→ **To be done**
How many lines in this material include the string "meshing"? Answer with the number and nothing further.

→ **Provided records**

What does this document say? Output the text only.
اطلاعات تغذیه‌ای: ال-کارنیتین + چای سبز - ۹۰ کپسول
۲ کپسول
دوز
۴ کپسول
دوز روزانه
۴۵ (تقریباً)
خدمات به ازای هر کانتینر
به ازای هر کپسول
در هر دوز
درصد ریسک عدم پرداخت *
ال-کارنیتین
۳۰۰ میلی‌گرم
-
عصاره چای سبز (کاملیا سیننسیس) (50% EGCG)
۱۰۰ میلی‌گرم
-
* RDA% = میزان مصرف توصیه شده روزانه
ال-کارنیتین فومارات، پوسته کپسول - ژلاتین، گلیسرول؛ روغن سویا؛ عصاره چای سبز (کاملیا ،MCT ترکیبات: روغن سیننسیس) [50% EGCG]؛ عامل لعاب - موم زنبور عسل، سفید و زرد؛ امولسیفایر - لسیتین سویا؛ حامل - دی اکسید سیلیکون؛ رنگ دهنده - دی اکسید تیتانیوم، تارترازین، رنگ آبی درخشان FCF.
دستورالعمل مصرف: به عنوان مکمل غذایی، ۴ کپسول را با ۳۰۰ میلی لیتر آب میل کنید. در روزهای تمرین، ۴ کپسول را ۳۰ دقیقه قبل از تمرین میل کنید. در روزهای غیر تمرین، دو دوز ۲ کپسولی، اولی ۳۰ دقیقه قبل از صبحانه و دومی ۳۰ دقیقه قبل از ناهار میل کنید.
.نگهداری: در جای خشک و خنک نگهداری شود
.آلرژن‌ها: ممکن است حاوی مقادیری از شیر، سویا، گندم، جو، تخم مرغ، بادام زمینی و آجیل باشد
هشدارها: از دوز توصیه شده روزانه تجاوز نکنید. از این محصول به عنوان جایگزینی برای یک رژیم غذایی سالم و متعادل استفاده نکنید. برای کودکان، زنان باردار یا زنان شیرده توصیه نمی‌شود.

---

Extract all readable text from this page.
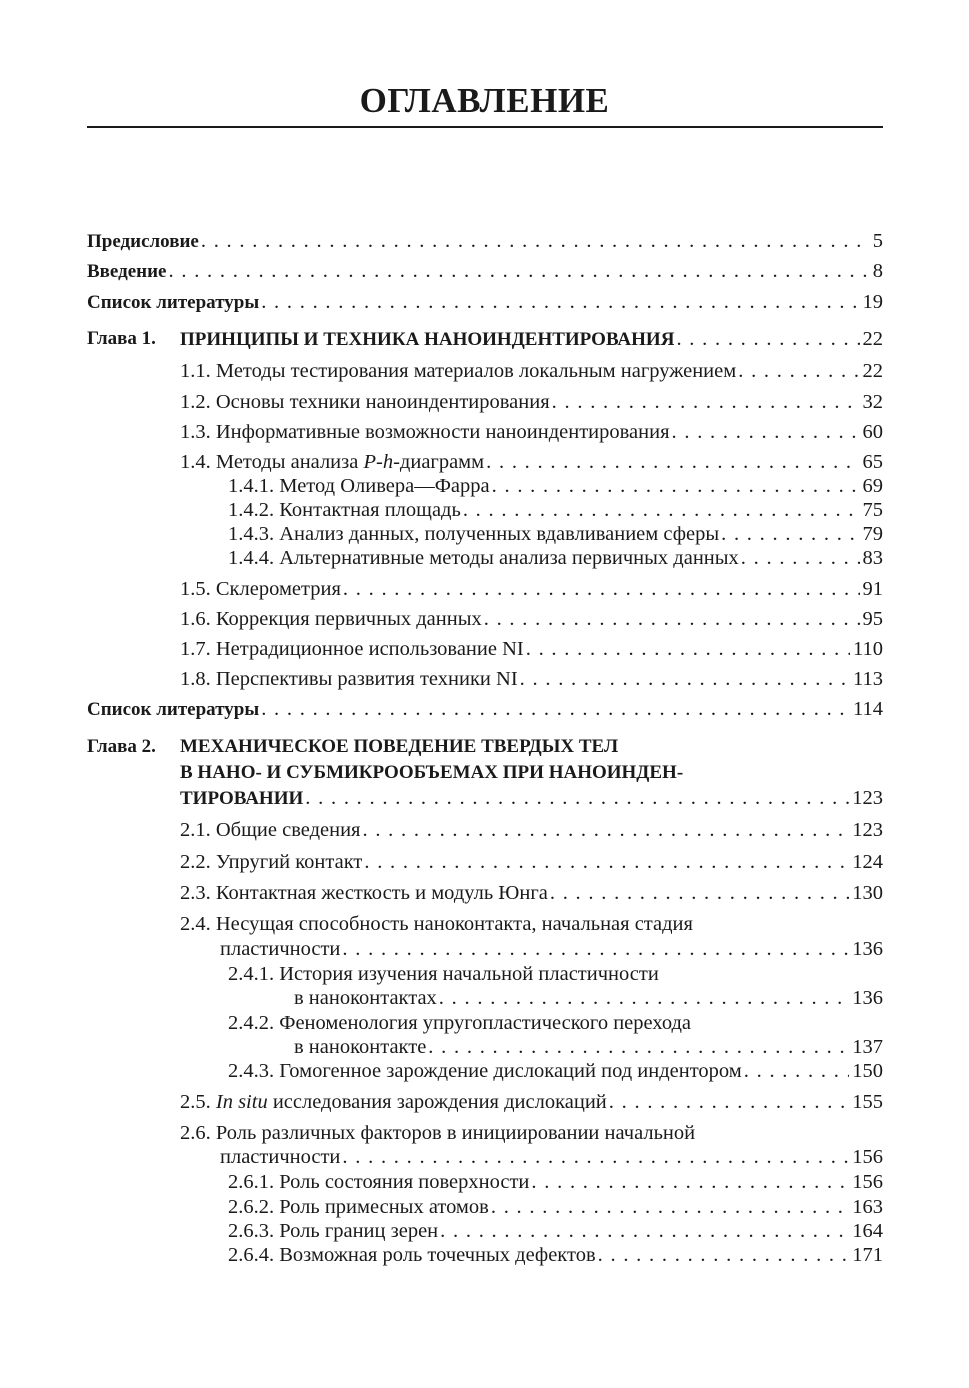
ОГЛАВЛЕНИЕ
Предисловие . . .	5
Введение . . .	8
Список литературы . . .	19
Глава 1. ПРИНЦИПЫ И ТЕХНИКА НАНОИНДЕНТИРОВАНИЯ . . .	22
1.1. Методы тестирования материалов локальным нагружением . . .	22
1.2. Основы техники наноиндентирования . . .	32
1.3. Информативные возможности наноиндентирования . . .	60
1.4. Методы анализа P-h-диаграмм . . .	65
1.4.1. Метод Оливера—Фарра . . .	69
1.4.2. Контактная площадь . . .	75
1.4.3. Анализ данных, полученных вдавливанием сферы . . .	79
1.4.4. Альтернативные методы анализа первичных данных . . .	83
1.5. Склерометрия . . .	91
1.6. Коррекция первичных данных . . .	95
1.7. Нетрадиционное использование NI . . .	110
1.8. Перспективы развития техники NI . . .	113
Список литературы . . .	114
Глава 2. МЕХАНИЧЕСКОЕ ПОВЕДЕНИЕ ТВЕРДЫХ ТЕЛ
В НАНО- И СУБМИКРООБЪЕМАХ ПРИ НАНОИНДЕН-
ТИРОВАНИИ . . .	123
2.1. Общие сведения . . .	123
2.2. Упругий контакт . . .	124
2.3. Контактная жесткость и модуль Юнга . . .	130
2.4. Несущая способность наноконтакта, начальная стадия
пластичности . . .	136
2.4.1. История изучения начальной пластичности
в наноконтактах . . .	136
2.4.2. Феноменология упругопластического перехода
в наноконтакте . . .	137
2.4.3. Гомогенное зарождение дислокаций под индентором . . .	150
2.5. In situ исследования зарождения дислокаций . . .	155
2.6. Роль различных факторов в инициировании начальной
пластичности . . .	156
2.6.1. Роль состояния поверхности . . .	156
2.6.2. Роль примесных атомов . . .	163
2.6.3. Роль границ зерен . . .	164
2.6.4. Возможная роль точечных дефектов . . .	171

* * *

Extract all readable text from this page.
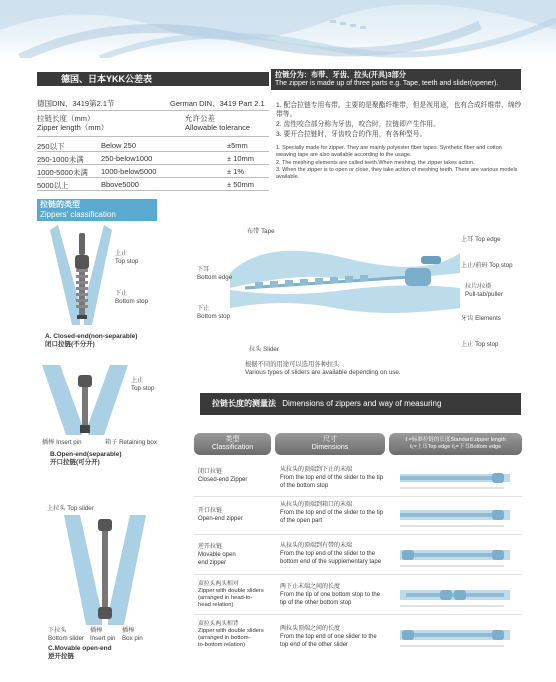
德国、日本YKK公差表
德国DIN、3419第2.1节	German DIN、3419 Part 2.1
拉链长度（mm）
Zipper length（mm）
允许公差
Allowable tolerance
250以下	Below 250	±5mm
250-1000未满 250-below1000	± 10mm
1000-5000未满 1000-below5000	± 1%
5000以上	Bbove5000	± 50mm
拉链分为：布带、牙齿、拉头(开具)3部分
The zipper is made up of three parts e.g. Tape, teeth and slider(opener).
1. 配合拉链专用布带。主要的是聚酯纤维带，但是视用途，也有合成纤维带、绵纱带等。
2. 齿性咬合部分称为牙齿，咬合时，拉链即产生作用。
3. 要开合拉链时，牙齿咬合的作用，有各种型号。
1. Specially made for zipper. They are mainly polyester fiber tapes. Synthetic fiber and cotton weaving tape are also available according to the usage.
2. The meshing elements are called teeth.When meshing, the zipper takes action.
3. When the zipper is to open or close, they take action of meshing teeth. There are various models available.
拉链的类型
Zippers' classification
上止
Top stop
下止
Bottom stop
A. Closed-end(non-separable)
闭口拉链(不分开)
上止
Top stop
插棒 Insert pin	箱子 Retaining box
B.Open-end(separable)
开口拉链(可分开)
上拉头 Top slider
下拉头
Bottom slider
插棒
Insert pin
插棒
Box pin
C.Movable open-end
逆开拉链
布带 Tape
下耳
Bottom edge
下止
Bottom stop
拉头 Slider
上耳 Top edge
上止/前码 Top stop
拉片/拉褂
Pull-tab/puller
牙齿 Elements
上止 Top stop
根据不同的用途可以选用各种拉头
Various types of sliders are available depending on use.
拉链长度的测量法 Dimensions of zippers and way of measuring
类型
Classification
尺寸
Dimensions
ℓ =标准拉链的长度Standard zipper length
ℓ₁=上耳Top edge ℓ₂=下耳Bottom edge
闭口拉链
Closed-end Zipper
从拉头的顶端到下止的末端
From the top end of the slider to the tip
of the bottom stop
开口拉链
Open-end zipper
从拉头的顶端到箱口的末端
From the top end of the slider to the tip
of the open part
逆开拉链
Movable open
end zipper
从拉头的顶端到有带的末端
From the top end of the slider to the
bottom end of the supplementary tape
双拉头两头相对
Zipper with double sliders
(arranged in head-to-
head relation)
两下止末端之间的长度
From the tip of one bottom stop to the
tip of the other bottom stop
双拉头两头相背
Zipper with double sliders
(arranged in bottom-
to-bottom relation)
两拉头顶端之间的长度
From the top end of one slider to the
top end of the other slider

→ **Exercise response**
2